(Items listed in a dataset)
## begin
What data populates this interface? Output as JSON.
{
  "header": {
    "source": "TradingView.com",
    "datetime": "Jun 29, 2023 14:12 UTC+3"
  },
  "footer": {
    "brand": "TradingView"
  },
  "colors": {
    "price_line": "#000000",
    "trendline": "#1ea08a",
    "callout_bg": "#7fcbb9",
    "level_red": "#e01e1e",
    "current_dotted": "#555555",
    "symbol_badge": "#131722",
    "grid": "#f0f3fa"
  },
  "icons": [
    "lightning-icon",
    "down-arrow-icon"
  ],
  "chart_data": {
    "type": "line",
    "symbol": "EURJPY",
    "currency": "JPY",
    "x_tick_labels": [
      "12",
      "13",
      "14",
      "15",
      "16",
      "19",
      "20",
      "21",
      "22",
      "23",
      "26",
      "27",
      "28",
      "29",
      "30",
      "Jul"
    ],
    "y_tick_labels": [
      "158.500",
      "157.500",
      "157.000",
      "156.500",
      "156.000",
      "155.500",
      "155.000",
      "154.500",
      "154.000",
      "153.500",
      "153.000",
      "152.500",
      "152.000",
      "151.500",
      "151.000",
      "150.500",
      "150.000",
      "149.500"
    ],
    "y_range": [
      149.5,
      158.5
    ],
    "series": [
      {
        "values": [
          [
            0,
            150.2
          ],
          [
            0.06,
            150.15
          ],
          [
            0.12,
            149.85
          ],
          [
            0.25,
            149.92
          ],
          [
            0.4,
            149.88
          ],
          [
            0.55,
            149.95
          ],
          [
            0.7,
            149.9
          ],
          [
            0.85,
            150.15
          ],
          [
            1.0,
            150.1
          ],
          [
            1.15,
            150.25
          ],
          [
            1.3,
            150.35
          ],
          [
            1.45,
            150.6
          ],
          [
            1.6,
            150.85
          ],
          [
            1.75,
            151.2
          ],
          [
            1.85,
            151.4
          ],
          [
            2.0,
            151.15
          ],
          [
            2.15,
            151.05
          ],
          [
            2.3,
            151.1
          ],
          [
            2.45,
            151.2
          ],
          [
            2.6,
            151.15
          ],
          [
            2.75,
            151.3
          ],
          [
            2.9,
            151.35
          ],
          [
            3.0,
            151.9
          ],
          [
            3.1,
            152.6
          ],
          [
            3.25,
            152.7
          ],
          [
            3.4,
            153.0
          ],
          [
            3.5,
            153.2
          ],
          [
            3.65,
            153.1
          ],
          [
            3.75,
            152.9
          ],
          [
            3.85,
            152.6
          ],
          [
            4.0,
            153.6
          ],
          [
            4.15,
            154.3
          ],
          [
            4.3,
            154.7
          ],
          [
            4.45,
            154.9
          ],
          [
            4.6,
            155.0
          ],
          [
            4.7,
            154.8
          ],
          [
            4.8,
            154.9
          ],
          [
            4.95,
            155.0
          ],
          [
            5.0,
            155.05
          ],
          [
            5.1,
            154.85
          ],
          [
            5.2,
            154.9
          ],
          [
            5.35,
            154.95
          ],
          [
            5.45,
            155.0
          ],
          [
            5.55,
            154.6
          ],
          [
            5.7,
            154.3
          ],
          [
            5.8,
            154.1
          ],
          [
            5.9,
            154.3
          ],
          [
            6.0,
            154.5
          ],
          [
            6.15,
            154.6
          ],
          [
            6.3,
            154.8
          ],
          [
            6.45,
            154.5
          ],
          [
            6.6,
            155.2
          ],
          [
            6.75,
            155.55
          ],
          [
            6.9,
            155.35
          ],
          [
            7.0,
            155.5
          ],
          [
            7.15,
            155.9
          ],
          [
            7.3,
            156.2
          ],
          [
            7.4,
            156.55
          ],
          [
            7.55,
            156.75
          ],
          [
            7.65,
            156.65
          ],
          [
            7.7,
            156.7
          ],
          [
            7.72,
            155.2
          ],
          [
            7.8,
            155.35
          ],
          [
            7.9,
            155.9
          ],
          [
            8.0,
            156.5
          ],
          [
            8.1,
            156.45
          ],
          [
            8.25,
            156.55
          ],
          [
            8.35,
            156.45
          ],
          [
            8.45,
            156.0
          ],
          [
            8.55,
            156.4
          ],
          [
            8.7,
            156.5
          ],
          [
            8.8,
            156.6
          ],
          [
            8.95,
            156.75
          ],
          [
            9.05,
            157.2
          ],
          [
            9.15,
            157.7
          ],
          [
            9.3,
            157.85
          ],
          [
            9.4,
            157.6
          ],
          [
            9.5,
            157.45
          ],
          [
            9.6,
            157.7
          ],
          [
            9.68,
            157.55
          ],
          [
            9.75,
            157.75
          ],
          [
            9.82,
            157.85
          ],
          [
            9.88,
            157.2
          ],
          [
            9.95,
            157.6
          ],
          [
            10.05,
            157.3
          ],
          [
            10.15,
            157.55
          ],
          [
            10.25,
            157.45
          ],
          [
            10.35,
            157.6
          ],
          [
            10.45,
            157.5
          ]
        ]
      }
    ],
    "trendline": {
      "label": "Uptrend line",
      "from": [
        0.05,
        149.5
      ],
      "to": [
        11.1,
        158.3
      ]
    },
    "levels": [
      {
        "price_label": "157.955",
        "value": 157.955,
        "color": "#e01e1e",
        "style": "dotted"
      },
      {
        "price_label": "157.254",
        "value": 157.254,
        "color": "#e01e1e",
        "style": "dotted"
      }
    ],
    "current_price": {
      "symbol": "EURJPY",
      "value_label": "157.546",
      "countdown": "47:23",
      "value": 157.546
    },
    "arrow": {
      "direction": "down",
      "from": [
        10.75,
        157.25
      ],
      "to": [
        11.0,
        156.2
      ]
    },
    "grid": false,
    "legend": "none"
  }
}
## end
Task to carry out:
Extract all lines containing the word "TradingView".

Solution for this task:
    "source": "TradingView.com",
    "brand": "TradingView"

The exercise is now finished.